§ To be done
Reproduce all records verbatim.

━━━━

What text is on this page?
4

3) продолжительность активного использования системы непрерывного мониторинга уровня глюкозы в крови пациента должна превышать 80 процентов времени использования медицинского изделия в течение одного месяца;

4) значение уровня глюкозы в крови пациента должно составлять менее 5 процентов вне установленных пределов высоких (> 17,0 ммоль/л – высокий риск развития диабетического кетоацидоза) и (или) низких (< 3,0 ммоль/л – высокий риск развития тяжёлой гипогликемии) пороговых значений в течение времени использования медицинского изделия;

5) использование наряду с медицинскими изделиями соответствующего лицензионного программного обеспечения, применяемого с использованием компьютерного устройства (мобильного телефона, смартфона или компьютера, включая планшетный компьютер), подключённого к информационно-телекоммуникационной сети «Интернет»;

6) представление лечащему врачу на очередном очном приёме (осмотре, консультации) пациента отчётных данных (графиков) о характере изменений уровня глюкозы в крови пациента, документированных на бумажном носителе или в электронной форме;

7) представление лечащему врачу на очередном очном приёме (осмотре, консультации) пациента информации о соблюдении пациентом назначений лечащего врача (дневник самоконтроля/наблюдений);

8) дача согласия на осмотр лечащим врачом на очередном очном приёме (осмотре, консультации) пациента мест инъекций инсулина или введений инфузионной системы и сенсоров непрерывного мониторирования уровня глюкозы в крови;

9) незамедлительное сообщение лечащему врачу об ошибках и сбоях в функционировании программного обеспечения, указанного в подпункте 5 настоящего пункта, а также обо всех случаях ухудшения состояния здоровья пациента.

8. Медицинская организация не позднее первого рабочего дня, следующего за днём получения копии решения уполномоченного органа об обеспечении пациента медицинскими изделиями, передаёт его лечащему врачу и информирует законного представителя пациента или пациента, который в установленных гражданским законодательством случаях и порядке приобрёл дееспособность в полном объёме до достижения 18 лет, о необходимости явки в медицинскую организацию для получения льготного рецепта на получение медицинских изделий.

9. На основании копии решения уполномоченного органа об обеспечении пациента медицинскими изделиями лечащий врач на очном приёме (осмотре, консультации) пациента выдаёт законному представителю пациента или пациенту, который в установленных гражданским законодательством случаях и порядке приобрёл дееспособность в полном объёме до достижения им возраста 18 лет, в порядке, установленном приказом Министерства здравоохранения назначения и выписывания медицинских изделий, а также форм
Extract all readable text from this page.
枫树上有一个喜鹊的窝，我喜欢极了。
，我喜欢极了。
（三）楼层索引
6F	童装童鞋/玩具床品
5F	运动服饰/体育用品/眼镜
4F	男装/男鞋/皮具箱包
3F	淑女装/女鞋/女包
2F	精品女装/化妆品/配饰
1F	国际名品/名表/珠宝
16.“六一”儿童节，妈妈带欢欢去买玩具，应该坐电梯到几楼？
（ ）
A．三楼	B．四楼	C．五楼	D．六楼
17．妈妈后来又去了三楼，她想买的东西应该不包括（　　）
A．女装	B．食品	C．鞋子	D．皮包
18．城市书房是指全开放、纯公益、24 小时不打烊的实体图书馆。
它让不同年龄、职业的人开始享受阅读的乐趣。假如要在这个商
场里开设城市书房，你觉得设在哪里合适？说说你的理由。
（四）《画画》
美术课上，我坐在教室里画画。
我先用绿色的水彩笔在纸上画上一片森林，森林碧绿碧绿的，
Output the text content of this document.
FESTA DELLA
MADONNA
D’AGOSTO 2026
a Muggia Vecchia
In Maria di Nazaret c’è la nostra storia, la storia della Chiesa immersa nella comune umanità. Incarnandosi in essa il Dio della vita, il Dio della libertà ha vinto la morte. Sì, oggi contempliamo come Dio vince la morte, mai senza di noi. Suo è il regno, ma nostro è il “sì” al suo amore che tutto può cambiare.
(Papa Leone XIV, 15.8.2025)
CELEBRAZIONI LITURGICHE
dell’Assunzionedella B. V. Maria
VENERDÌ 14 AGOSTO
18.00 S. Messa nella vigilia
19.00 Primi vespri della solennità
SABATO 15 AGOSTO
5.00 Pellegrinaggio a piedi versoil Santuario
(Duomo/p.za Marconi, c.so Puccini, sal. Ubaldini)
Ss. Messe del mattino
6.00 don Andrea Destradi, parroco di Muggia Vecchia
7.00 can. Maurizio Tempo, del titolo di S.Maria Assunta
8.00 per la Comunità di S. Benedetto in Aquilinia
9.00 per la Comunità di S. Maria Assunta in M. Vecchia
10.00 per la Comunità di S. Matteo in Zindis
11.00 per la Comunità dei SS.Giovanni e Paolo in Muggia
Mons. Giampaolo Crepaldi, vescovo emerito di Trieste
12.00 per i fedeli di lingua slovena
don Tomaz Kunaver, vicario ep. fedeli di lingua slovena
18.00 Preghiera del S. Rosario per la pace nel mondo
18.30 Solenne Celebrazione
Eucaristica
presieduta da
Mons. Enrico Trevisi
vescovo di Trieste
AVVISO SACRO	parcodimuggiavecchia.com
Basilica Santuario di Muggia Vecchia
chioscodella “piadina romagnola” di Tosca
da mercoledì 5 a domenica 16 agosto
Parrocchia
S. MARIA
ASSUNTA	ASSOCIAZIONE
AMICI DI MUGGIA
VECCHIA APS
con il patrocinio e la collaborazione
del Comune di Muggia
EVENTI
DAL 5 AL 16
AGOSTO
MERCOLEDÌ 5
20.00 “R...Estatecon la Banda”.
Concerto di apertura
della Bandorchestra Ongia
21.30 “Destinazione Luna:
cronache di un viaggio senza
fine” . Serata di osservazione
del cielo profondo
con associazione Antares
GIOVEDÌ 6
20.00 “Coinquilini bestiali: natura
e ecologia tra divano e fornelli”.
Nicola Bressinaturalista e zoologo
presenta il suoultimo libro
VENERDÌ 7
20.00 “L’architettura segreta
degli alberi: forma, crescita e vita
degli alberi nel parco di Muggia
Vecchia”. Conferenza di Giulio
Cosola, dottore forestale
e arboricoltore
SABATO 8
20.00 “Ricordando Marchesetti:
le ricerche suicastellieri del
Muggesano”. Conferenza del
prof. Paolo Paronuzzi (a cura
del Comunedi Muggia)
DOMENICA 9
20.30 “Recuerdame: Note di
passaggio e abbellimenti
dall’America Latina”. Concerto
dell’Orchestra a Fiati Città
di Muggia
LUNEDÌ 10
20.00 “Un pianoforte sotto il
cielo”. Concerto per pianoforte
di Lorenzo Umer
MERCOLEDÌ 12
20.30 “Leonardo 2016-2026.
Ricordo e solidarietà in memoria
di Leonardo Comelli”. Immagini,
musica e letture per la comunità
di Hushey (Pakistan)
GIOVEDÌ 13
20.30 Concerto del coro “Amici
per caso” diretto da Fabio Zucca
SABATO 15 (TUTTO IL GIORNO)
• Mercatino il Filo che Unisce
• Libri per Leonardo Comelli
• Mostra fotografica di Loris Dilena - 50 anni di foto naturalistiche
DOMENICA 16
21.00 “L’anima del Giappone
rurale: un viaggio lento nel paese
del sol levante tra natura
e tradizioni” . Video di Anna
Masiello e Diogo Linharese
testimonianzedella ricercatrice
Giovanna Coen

━━━━

§ Solution to the problem
What text is on this page?
4

3) продолжительность активного использования системы непрерывного мониторинга уровня глюкозы в крови пациента должна превышать 80 процентов времени использования медицинского изделия в течение одного месяца;

4) значение уровня глюкозы в крови пациента должно составлять менее 5 процентов вне установленных пределов высоких (> 17,0 ммоль/л – высокий риск развития диабетического кетоацидоза) и (или) низких (< 3,0 ммоль/л – высокий риск развития тяжёлой гипогликемии) пороговых значений в течение времени использования медицинского изделия;

5) использование наряду с медицинскими изделиями соответствующего лицензионного программного обеспечения, применяемого с использованием компьютерного устройства (мобильного телефона, смартфона или компьютера, включая планшетный компьютер), подключённого к информационно-телекоммуникационной сети «Интернет»;

6) представление лечащему врачу на очередном очном приёме (осмотре, консультации) пациента отчётных данных (графиков) о характере изменений уровня глюкозы в крови пациента, документированных на бумажном носителе или в электронной форме;

7) представление лечащему врачу на очередном очном приёме (осмотре, консультации) пациента информации о соблюдении пациентом назначений лечащего врача (дневник самоконтроля/наблюдений);

8) дача согласия на осмотр лечащим врачом на очередном очном приёме (осмотре, консультации) пациента мест инъекций инсулина или введений инфузионной системы и сенсоров непрерывного мониторирования уровня глюкозы в крови;

9) незамедлительное сообщение лечащему врачу об ошибках и сбоях в функционировании программного обеспечения, указанного в подпункте 5 настоящего пункта, а также обо всех случаях ухудшения состояния здоровья пациента.

8. Медицинская организация не позднее первого рабочего дня, следующего за днём получения копии решения уполномоченного органа об обеспечении пациента медицинскими изделиями, передаёт его лечащему врачу и информирует законного представителя пациента или пациента, который в установленных гражданским законодательством случаях и порядке приобрёл дееспособность в полном объёме до достижения 18 лет, о необходимости явки в медицинскую организацию для получения льготного рецепта на получение медицинских изделий.

9. На основании копии решения уполномоченного органа об обеспечении пациента медицинскими изделиями лечащий врач на очном приёме (осмотре, консультации) пациента выдаёт законному представителю пациента или пациенту, который в установленных гражданским законодательством случаях и порядке приобрёл дееспособность в полном объёме до достижения им возраста 18 лет, в порядке, установленном приказом Министерства здравоохранения назначения и выписывания медицинских изделий, а также форм
Extract all readable text from this page.
枫树上有一个喜鹊的窝，我喜欢极了。
，我喜欢极了。
（三）楼层索引
6F	童装童鞋/玩具床品
5F	运动服饰/体育用品/眼镜
4F	男装/男鞋/皮具箱包
3F	淑女装/女鞋/女包
2F	精品女装/化妆品/配饰
1F	国际名品/名表/珠宝
16.“六一”儿童节，妈妈带欢欢去买玩具，应该坐电梯到几楼？
（ ）
A．三楼	B．四楼	C．五楼	D．六楼
17．妈妈后来又去了三楼，她想买的东西应该不包括（　　）
A．女装	B．食品	C．鞋子	D．皮包
18．城市书房是指全开放、纯公益、24 小时不打烊的实体图书馆。
它让不同年龄、职业的人开始享受阅读的乐趣。假如要在这个商
场里开设城市书房，你觉得设在哪里合适？说说你的理由。
（四）《画画》
美术课上，我坐在教室里画画。
我先用绿色的水彩笔在纸上画上一片森林，森林碧绿碧绿的，
Output the text content of this document.
FESTA DELLA
MADONNA
D’AGOSTO 2026
a Muggia Vecchia
In Maria di Nazaret c’è la nostra storia, la storia della Chiesa immersa nella comune umanità. Incarnandosi in essa il Dio della vita, il Dio della libertà ha vinto la morte. Sì, oggi contempliamo come Dio vince la morte, mai senza di noi. Suo è il regno, ma nostro è il “sì” al suo amore che tutto può cambiare.
(Papa Leone XIV, 15.8.2025)
CELEBRAZIONI LITURGICHE
dell’Assunzionedella B. V. Maria
VENERDÌ 14 AGOSTO
18.00 S. Messa nella vigilia
19.00 Primi vespri della solennità
SABATO 15 AGOSTO
5.00 Pellegrinaggio a piedi versoil Santuario
(Duomo/p.za Marconi, c.so Puccini, sal. Ubaldini)
Ss. Messe del mattino
6.00 don Andrea Destradi, parroco di Muggia Vecchia
7.00 can. Maurizio Tempo, del titolo di S.Maria Assunta
8.00 per la Comunità di S. Benedetto in Aquilinia
9.00 per la Comunità di S. Maria Assunta in M. Vecchia
10.00 per la Comunità di S. Matteo in Zindis
11.00 per la Comunità dei SS.Giovanni e Paolo in Muggia
Mons. Giampaolo Crepaldi, vescovo emerito di Trieste
12.00 per i fedeli di lingua slovena
don Tomaz Kunaver, vicario ep. fedeli di lingua slovena
18.00 Preghiera del S. Rosario per la pace nel mondo
18.30 Solenne Celebrazione
Eucaristica
presieduta da
Mons. Enrico Trevisi
vescovo di Trieste
AVVISO SACRO	parcodimuggiavecchia.com
Basilica Santuario di Muggia Vecchia
chioscodella “piadina romagnola” di Tosca
da mercoledì 5 a domenica 16 agosto
Parrocchia
S. MARIA
ASSUNTA	ASSOCIAZIONE
AMICI DI MUGGIA
VECCHIA APS
con il patrocinio e la collaborazione
del Comune di Muggia
EVENTI
DAL 5 AL 16
AGOSTO
MERCOLEDÌ 5
20.00 “R...Estatecon la Banda”.
Concerto di apertura
della Bandorchestra Ongia
21.30 “Destinazione Luna:
cronache di un viaggio senza
fine” . Serata di osservazione
del cielo profondo
con associazione Antares
GIOVEDÌ 6
20.00 “Coinquilini bestiali: natura
e ecologia tra divano e fornelli”.
Nicola Bressinaturalista e zoologo
presenta il suoultimo libro
VENERDÌ 7
20.00 “L’architettura segreta
degli alberi: forma, crescita e vita
degli alberi nel parco di Muggia
Vecchia”. Conferenza di Giulio
Cosola, dottore forestale
e arboricoltore
SABATO 8
20.00 “Ricordando Marchesetti:
le ricerche suicastellieri del
Muggesano”. Conferenza del
prof. Paolo Paronuzzi (a cura
del Comunedi Muggia)
DOMENICA 9
20.30 “Recuerdame: Note di
passaggio e abbellimenti
dall’America Latina”. Concerto
dell’Orchestra a Fiati Città
di Muggia
LUNEDÌ 10
20.00 “Un pianoforte sotto il
cielo”. Concerto per pianoforte
di Lorenzo Umer
MERCOLEDÌ 12
20.30 “Leonardo 2016-2026.
Ricordo e solidarietà in memoria
di Leonardo Comelli”. Immagini,
musica e letture per la comunità
di Hushey (Pakistan)
GIOVEDÌ 13
20.30 Concerto del coro “Amici
per caso” diretto da Fabio Zucca
SABATO 15 (TUTTO IL GIORNO)
• Mercatino il Filo che Unisce
• Libri per Leonardo Comelli
• Mostra fotografica di Loris Dilena - 50 anni di foto naturalistiche
DOMENICA 16
21.00 “L’anima del Giappone
rurale: un viaggio lento nel paese
del sol levante tra natura
e tradizioni” . Video di Anna
Masiello e Diogo Linharese
testimonianzedella ricercatrice
Giovanna Coen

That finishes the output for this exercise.